• Exercise task: From the listing below, select every line where the word "medium" appears.

━━━━━ Material supplied

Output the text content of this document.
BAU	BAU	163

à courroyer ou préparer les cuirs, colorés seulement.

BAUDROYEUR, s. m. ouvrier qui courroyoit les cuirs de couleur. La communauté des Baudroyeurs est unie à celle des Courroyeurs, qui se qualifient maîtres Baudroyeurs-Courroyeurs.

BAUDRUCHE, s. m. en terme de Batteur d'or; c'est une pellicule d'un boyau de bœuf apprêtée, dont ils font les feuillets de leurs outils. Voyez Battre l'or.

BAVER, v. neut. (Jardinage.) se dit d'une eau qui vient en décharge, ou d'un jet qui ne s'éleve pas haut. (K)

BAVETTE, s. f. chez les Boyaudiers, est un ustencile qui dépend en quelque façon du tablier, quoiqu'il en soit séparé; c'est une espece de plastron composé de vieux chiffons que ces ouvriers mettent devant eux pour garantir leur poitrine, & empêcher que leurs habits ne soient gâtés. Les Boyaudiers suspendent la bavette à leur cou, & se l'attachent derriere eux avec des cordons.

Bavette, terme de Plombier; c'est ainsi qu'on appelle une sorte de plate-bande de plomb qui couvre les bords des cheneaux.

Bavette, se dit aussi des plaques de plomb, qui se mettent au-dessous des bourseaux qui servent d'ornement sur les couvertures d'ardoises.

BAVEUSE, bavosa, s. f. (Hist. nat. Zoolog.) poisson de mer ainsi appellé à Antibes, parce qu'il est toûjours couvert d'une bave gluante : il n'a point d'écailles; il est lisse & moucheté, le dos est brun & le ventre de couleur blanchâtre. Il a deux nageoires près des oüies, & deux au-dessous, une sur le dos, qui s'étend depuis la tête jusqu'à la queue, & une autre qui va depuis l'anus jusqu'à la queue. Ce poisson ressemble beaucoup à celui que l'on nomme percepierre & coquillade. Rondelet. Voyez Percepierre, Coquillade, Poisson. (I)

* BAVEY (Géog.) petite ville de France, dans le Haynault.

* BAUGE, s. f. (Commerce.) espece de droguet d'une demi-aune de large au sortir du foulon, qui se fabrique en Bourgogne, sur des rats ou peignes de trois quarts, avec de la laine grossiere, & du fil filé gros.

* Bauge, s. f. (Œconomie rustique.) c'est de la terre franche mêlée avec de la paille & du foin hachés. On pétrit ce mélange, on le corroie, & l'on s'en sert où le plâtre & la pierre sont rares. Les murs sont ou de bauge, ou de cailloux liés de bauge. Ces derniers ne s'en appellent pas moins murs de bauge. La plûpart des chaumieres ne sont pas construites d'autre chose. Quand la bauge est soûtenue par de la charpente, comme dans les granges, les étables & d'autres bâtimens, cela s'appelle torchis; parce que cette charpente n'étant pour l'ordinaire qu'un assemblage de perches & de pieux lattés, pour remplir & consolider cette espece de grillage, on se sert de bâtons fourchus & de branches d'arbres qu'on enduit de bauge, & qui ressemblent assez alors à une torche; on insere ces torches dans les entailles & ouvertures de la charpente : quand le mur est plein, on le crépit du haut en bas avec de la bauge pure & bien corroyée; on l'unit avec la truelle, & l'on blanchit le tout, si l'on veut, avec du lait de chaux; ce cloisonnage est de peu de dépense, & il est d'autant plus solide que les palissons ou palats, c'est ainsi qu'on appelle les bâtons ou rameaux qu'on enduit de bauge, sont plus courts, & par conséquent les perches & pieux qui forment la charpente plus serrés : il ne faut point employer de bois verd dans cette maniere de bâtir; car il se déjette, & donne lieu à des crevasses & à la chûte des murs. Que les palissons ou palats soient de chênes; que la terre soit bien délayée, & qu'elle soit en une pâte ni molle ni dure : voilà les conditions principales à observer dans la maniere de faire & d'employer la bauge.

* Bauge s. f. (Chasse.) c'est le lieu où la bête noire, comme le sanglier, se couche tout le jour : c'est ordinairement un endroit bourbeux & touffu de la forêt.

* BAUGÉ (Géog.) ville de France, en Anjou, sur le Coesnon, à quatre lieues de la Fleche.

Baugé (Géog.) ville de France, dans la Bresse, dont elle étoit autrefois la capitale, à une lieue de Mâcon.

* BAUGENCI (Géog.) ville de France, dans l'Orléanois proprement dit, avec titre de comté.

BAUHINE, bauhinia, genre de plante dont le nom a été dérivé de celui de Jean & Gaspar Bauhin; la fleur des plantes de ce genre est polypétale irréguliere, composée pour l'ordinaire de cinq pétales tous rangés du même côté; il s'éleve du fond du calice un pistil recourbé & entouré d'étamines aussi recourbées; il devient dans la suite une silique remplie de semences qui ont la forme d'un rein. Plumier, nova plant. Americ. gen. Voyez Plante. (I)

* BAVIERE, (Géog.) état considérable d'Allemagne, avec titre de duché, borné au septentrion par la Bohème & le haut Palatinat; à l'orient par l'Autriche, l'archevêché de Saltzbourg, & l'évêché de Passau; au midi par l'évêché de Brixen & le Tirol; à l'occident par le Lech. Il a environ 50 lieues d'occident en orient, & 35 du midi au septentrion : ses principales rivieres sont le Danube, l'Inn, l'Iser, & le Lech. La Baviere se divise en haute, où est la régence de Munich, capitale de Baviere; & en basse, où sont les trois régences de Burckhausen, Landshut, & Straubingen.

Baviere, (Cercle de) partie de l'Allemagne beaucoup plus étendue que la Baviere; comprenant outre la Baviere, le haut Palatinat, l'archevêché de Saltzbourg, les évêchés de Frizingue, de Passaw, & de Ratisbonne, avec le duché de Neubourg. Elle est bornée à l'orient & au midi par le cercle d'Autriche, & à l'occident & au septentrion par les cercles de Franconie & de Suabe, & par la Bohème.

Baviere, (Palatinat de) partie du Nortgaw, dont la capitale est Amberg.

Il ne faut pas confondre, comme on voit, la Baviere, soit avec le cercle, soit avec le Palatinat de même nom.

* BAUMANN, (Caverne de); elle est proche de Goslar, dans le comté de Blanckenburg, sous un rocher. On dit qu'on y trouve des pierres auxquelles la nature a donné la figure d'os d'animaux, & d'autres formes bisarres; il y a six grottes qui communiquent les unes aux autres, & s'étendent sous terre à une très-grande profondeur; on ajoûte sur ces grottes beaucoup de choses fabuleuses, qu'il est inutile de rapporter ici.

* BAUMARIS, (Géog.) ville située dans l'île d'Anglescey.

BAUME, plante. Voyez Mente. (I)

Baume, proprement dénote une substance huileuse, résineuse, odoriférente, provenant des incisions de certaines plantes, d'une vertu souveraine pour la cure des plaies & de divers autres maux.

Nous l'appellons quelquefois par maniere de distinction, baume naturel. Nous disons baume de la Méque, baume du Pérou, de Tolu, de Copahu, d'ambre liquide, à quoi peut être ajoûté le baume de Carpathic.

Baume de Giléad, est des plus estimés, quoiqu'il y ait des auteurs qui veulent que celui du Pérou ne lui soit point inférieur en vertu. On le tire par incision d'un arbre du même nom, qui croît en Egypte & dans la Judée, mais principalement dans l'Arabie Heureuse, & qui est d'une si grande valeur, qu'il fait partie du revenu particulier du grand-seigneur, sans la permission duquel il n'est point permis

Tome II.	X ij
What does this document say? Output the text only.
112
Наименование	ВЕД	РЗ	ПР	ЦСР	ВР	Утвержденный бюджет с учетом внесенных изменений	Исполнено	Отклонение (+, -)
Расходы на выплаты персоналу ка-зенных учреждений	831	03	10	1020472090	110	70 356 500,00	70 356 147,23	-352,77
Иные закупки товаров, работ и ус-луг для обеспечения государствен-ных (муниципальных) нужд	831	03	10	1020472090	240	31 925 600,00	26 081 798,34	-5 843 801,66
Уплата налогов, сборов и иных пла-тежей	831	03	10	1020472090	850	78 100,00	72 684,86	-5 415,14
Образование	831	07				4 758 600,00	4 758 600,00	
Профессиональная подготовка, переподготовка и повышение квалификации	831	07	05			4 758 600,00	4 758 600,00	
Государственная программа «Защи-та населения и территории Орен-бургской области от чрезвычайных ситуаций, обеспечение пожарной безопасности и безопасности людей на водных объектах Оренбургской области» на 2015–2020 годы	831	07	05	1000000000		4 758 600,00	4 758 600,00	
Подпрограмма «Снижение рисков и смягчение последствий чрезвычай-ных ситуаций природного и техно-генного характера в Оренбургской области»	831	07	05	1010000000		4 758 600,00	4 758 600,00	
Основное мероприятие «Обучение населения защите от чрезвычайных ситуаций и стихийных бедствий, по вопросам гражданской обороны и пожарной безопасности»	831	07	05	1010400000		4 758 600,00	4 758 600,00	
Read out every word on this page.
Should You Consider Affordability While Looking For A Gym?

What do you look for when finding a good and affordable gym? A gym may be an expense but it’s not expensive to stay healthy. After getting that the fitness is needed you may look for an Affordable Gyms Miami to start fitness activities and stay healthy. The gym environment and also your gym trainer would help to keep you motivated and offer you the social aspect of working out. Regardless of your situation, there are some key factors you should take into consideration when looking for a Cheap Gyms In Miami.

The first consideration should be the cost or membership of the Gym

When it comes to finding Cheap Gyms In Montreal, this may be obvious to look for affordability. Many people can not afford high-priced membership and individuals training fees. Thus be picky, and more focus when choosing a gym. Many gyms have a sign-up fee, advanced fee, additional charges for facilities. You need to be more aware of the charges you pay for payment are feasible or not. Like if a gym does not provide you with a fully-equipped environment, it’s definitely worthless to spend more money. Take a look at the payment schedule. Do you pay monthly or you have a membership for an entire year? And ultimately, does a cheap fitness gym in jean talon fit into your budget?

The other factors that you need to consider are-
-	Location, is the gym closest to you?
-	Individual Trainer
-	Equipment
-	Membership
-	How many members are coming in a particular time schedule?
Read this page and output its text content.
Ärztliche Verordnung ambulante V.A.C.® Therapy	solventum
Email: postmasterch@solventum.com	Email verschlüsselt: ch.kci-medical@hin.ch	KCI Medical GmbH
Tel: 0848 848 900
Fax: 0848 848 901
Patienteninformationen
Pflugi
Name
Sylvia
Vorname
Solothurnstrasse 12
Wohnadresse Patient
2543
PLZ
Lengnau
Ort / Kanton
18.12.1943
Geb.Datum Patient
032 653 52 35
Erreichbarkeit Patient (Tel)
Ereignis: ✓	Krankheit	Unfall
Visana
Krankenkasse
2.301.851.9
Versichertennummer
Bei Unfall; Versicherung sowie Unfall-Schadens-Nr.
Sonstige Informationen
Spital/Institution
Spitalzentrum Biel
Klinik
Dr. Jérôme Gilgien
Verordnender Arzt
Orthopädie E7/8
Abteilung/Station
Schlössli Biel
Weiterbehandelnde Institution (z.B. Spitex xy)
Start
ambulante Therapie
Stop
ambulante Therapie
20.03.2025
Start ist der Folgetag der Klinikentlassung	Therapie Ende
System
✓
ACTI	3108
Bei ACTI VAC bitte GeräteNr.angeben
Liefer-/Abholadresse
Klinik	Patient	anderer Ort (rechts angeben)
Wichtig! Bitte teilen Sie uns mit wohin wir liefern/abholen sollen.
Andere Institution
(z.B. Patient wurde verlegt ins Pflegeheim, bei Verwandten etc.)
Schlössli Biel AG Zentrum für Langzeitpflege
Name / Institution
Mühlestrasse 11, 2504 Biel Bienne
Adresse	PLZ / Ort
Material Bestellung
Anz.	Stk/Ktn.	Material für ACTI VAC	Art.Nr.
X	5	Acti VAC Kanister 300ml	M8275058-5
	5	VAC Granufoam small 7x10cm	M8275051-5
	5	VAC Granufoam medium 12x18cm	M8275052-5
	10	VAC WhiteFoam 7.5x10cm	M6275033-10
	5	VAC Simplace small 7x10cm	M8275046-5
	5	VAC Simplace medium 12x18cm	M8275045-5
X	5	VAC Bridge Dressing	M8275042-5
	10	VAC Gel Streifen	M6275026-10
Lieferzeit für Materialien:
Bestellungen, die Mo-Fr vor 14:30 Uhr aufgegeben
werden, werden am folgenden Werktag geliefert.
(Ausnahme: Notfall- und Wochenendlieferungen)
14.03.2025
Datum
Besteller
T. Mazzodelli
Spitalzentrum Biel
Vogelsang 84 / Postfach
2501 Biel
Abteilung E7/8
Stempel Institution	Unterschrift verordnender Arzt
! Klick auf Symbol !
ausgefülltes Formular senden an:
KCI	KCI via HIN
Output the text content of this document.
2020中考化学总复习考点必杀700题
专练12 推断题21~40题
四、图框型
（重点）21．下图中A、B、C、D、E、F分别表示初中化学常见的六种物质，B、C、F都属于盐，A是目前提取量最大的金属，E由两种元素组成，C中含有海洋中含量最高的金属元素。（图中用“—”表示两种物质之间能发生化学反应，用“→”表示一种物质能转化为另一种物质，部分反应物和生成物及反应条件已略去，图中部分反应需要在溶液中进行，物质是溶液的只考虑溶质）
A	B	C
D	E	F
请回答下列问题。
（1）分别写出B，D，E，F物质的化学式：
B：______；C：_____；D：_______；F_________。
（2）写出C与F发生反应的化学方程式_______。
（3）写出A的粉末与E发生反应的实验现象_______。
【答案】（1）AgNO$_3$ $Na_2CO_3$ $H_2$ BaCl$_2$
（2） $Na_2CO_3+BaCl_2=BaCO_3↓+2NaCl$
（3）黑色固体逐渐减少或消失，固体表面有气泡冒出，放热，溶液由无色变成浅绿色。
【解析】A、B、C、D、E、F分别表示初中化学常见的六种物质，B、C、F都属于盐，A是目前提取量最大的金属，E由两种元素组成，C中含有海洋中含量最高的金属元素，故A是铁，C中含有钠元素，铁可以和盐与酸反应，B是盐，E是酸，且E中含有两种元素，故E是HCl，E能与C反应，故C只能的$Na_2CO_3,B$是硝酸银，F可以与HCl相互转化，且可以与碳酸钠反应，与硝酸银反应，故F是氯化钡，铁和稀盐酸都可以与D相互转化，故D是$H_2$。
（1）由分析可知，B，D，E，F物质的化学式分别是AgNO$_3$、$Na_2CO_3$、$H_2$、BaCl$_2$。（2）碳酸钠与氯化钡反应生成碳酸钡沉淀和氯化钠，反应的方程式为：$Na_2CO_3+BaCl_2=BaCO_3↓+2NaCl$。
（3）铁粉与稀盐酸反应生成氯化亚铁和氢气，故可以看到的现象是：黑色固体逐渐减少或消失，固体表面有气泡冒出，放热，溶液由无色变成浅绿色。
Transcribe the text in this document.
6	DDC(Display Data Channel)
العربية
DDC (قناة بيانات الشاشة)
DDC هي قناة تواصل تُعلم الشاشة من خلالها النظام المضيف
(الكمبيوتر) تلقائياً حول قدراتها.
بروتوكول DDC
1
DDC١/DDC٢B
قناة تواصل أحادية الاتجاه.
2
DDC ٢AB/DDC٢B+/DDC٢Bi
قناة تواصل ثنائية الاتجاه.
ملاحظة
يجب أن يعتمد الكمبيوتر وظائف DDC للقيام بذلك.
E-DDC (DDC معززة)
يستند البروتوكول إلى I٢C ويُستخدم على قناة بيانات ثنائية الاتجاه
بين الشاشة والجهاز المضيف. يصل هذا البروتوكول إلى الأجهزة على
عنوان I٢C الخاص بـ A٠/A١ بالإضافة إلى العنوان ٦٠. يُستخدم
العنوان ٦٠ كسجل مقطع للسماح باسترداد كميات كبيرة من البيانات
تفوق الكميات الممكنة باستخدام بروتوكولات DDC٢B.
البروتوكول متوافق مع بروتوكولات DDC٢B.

━━━━━━━━━━

• Full output:
	5	VAC Granufoam medium 12x18cm	M8275052-5
	5	VAC Simplace medium 12x18cm	M8275045-5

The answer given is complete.